Identify the lines in the data below that contain "accounting" and give only how many there are.

┌─ RECORD SET

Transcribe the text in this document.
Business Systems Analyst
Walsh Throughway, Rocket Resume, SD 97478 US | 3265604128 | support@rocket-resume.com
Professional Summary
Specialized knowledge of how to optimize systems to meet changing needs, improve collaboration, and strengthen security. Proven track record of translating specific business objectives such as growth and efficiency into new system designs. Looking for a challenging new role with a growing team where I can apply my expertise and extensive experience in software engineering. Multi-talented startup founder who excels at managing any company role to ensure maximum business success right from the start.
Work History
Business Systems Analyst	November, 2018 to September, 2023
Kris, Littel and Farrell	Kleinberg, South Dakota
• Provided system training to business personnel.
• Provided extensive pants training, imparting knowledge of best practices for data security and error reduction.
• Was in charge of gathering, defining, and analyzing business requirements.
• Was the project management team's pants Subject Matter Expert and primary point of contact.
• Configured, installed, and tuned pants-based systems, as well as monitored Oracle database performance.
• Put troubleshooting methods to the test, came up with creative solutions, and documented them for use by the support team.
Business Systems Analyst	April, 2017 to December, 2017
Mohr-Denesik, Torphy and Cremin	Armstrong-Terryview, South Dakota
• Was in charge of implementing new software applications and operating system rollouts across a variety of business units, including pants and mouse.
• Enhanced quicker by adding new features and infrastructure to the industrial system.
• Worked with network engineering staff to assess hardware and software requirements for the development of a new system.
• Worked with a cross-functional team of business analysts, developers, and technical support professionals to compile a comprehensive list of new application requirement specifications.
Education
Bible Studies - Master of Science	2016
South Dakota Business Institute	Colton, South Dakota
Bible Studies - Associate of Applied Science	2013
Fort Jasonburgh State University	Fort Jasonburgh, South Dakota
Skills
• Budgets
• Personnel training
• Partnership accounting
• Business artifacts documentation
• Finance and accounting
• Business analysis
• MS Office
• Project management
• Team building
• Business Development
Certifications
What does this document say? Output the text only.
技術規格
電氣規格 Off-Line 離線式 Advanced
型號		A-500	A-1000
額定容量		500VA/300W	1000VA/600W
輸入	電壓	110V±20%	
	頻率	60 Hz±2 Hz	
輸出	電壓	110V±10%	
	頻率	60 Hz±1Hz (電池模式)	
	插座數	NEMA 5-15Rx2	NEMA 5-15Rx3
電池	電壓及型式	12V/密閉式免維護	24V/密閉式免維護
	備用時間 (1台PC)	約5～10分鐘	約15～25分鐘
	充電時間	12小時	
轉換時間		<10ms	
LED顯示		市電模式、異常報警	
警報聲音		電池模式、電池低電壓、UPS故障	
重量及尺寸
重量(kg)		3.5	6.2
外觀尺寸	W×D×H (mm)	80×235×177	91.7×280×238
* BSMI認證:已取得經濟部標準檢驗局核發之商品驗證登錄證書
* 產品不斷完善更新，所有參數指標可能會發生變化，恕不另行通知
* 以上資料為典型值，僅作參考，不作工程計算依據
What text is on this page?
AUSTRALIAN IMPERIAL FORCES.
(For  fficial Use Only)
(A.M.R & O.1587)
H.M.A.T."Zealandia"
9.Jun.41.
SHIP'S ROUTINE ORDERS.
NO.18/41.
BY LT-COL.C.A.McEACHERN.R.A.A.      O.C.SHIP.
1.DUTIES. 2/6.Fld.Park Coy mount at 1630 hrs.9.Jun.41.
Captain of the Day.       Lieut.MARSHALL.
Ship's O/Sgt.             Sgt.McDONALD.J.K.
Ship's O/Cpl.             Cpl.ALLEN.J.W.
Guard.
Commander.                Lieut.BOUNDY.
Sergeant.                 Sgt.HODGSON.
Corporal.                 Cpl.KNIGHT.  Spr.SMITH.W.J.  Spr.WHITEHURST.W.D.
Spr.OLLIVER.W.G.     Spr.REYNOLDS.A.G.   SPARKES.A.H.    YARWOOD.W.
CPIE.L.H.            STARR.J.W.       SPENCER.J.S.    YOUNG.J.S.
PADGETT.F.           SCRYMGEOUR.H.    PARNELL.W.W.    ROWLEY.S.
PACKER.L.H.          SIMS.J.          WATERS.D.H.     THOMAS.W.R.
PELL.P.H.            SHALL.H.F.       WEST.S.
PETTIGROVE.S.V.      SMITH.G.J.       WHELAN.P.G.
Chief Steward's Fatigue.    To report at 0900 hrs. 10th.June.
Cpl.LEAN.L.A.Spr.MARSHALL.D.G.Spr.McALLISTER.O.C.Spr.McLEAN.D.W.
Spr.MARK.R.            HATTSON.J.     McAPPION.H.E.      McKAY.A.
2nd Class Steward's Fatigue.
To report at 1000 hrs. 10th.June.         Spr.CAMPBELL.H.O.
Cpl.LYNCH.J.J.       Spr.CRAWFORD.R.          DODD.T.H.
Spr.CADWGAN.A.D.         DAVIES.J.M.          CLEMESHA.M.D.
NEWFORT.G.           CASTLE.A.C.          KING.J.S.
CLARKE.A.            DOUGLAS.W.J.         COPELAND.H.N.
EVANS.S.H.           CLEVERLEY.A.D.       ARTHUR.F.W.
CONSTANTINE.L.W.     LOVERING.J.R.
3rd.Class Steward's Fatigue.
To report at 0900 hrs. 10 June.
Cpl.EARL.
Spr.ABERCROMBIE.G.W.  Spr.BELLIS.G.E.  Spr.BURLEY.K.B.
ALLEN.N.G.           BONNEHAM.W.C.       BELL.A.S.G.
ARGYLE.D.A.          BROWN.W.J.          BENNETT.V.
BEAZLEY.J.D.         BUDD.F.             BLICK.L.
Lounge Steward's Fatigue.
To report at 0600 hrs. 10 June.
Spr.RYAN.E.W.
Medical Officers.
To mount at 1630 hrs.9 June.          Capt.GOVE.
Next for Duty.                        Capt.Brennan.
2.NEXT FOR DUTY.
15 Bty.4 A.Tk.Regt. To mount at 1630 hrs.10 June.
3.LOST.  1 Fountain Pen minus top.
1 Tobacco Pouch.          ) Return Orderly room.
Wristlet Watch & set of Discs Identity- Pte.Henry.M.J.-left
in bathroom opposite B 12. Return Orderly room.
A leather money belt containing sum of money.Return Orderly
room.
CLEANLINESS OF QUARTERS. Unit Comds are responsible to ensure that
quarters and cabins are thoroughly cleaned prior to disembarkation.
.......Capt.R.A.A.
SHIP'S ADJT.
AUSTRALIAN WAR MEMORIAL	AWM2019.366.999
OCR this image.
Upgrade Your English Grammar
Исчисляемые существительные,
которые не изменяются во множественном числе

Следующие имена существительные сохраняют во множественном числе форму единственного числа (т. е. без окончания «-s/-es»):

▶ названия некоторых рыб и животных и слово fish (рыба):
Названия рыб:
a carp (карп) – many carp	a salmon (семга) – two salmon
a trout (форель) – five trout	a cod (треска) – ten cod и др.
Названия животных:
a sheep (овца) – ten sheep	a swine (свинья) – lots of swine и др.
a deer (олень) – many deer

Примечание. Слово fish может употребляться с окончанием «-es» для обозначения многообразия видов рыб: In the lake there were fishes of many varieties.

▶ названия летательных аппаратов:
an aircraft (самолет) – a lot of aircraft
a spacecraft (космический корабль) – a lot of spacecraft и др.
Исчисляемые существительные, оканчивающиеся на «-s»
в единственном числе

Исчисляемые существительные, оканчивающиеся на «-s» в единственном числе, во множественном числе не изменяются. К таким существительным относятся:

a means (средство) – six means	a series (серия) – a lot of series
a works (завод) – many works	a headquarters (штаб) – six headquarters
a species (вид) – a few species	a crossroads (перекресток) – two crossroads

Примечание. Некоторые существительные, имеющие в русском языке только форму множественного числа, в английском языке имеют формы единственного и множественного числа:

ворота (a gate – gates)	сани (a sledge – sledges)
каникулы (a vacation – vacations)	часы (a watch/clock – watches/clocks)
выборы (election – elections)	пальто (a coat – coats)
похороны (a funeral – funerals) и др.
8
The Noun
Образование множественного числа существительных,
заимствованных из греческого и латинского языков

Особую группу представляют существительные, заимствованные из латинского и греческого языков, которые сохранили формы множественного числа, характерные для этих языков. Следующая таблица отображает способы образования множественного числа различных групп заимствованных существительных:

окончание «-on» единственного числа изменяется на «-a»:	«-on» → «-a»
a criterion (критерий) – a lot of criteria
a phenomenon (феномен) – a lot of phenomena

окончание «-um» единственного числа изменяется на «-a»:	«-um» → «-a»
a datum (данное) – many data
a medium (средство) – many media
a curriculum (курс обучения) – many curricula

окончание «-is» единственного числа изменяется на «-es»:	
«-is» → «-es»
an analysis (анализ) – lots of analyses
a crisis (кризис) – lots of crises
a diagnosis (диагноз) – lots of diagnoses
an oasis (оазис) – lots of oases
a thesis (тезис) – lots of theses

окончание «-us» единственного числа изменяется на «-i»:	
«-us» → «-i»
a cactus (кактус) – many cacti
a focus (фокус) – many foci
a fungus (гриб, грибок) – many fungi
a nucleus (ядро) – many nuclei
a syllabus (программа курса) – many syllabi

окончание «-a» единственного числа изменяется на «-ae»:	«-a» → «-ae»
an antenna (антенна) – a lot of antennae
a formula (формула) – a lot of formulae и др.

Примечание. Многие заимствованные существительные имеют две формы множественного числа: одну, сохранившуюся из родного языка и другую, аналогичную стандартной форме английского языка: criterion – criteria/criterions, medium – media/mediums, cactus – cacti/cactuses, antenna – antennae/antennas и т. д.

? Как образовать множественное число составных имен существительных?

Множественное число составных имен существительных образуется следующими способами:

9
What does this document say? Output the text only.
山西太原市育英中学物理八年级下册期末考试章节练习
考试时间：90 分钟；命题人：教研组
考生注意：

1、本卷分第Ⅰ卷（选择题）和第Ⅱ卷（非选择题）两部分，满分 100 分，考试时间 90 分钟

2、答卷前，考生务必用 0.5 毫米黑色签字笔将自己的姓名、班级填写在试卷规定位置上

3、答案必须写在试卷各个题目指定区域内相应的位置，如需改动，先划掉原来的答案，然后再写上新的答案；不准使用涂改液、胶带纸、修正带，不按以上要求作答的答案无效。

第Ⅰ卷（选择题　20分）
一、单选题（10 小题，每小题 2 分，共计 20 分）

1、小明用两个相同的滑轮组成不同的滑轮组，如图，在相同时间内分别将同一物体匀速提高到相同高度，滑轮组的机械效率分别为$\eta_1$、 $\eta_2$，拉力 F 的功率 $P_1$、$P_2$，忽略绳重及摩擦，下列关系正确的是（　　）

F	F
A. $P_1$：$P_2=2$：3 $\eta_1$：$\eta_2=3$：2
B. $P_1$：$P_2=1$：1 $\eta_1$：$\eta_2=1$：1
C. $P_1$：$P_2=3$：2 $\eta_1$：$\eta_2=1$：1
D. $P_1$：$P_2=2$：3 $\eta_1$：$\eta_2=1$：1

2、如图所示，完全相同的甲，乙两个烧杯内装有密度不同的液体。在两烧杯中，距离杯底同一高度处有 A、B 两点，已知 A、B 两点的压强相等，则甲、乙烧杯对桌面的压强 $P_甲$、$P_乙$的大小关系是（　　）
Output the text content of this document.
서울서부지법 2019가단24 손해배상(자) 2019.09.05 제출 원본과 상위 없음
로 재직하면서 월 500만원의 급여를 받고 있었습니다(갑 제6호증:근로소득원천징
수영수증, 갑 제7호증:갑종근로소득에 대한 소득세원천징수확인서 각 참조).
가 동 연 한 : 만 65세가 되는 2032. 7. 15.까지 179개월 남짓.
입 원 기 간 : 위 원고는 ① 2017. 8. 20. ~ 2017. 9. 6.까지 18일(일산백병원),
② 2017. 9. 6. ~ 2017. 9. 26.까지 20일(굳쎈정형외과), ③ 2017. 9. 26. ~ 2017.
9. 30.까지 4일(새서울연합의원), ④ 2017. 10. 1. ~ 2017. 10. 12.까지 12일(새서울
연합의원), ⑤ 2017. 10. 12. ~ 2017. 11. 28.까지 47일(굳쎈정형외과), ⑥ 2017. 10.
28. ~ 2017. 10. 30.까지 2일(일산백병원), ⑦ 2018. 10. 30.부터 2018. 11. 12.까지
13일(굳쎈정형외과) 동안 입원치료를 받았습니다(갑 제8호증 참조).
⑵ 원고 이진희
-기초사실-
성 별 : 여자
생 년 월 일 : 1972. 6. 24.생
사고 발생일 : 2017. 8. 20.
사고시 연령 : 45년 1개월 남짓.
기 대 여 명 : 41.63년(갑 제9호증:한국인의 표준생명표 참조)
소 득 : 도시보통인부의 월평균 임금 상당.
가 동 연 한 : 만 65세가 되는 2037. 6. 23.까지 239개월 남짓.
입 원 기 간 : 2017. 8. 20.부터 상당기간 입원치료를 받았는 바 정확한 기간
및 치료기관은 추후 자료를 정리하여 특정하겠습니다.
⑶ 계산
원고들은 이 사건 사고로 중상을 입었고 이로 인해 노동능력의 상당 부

└─

**FINAL RESULT:**
2